» **Exercise brief**:
Pick out each line containing the string "from" and copy it.

[Collection entries]
>>

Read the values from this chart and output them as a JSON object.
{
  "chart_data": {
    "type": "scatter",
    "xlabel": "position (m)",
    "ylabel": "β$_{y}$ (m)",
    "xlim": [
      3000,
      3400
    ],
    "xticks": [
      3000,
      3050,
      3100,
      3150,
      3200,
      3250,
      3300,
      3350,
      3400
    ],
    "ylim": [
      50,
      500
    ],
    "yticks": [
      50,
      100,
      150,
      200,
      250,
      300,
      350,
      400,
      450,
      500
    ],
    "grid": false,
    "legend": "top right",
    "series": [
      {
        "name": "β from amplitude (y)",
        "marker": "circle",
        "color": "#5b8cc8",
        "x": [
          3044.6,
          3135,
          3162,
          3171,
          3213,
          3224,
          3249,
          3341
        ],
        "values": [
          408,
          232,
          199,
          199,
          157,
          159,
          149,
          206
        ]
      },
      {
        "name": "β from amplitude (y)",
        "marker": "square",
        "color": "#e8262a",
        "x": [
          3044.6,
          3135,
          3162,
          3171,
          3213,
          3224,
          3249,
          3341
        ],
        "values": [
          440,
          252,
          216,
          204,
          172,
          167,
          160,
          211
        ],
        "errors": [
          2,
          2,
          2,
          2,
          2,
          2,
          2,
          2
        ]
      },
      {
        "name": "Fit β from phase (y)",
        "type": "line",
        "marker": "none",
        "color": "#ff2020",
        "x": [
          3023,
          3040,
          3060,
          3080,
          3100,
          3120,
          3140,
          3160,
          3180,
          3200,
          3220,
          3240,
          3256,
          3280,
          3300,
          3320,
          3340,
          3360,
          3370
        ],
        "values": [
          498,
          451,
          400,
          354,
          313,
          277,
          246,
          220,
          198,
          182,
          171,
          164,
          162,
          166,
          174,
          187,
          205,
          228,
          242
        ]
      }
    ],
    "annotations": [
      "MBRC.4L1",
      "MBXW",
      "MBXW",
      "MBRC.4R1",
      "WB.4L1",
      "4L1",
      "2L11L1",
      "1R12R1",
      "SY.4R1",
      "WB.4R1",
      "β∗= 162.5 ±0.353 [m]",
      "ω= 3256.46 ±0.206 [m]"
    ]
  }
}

<<

» **The completed task**:
Read the values from this chart and output them as a JSON object.
        "name": "β from amplitude (y)",
        "name": "β from amplitude (y)",
        "name": "Fit β from phase (y)",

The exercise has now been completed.